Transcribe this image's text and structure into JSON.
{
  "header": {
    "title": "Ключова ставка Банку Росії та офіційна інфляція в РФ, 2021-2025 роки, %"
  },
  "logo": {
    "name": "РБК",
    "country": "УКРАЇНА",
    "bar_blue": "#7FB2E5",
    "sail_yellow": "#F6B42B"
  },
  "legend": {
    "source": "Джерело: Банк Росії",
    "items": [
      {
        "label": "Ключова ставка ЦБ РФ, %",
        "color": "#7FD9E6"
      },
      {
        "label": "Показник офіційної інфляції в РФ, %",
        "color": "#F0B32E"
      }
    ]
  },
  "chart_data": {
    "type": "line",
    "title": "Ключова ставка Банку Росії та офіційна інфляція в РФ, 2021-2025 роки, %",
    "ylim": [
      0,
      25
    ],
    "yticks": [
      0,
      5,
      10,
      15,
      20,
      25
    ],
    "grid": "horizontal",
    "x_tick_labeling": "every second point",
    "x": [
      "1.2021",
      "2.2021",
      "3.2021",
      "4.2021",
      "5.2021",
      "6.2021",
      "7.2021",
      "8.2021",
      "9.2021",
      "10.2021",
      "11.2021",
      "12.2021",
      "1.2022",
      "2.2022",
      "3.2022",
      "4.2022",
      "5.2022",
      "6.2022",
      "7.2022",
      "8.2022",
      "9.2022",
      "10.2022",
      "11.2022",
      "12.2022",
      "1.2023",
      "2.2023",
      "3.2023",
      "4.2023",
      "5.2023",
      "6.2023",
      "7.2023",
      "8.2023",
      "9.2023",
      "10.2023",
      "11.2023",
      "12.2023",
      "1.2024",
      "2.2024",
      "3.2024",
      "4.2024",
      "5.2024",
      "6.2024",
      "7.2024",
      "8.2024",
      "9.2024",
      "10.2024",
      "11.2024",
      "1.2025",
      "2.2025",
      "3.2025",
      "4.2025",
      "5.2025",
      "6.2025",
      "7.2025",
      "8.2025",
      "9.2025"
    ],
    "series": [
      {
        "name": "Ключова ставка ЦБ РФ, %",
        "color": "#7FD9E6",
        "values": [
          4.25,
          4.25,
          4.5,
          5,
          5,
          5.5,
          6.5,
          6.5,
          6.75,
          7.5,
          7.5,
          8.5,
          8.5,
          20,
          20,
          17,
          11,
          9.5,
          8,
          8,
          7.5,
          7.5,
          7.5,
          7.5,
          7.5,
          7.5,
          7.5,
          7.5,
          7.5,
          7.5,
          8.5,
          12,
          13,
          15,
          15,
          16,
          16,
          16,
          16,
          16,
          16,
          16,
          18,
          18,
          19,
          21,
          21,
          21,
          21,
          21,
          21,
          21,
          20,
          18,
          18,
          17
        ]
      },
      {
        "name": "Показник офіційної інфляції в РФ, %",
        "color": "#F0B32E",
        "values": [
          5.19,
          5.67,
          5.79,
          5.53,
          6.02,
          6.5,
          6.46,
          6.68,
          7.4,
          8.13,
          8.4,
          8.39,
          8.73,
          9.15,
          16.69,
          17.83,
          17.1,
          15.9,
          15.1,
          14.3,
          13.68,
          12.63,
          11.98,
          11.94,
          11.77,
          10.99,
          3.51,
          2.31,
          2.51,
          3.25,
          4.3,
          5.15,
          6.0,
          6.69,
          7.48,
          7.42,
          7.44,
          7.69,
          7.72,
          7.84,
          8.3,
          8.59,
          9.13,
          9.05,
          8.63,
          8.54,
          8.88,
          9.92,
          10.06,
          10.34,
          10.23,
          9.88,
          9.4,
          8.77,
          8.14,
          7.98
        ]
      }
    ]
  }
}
■ ■ ■
- [Given request]: Copy out each line exactly as written.

- [Result]:
Transcribe this image's text and structure into JSON.
{
  "header": {
    "title": "Ключова ставка Банку Росії та офіційна інфляція в РФ, 2021-2025 роки, %"
  },
  "logo": {
    "name": "РБК",
    "country": "УКРАЇНА",
    "bar_blue": "#7FB2E5",
    "sail_yellow": "#F6B42B"
  },
  "legend": {
    "source": "Джерело: Банк Росії",
    "items": [
      {
        "label": "Ключова ставка ЦБ РФ, %",
        "color": "#7FD9E6"
      },
      {
        "label": "Показник офіційної інфляції в РФ, %",
        "color": "#F0B32E"
      }
    ]
  },
  "chart_data": {
    "type": "line",
    "title": "Ключова ставка Банку Росії та офіційна інфляція в РФ, 2021-2025 роки, %",
    "ylim": [
      0,
      25
    ],
    "yticks": [
      0,
      5,
      10,
      15,
      20,
      25
    ],
    "grid": "horizontal",
    "x_tick_labeling": "every second point",
    "x": [
      "1.2021",
      "2.2021",
      "3.2021",
      "4.2021",
      "5.2021",
      "6.2021",
      "7.2021",
      "8.2021",
      "9.2021",
      "10.2021",
      "11.2021",
      "12.2021",
      "1.2022",
      "2.2022",
      "3.2022",
      "4.2022",
      "5.2022",
      "6.2022",
      "7.2022",
      "8.2022",
      "9.2022",
      "10.2022",
      "11.2022",
      "12.2022",
      "1.2023",
      "2.2023",
      "3.2023",
      "4.2023",
      "5.2023",
      "6.2023",
      "7.2023",
      "8.2023",
      "9.2023",
      "10.2023",
      "11.2023",
      "12.2023",
      "1.2024",
      "2.2024",
      "3.2024",
      "4.2024",
      "5.2024",
      "6.2024",
      "7.2024",
      "8.2024",
      "9.2024",
      "10.2024",
      "11.2024",
      "1.2025",
      "2.2025",
      "3.2025",
      "4.2025",
      "5.2025",
      "6.2025",
      "7.2025",
      "8.2025",
      "9.2025"
    ],
    "series": [
      {
        "name": "Ключова ставка ЦБ РФ, %",
        "color": "#7FD9E6",
        "values": [
          4.25,
          4.25,
          4.5,
          5,
          5,
          5.5,
          6.5,
          6.5,
          6.75,
          7.5,
          7.5,
          8.5,
          8.5,
          20,
          20,
          17,
          11,
          9.5,
          8,
          8,
          7.5,
          7.5,
          7.5,
          7.5,
          7.5,
          7.5,
          7.5,
          7.5,
          7.5,
          7.5,
          8.5,
          12,
          13,
          15,
          15,
          16,
          16,
          16,
          16,
          16,
          16,
          16,
          18,
          18,
          19,
          21,
          21,
          21,
          21,
          21,
          21,
          21,
          20,
          18,
          18,
          17
        ]
      },
      {
        "name": "Показник офіційної інфляції в РФ, %",
        "color": "#F0B32E",
        "values": [
          5.19,
          5.67,
          5.79,
          5.53,
          6.02,
          6.5,
          6.46,
          6.68,
          7.4,
          8.13,
          8.4,
          8.39,
          8.73,
          9.15,
          16.69,
          17.83,
          17.1,
          15.9,
          15.1,
          14.3,
          13.68,
          12.63,
          11.98,
          11.94,
          11.77,
          10.99,
          3.51,
          2.31,
          2.51,
          3.25,
          4.3,
          5.15,
          6.0,
          6.69,
          7.48,
          7.42,
          7.44,
          7.69,
          7.72,
          7.84,
          8.3,
          8.59,
          9.13,
          9.05,
          8.63,
          8.54,
          8.88,
          9.92,
          10.06,
          10.34,
          10.23,
          9.88,
          9.4,
          8.77,
          8.14,
          7.98
        ]
      }
    ]
  }
}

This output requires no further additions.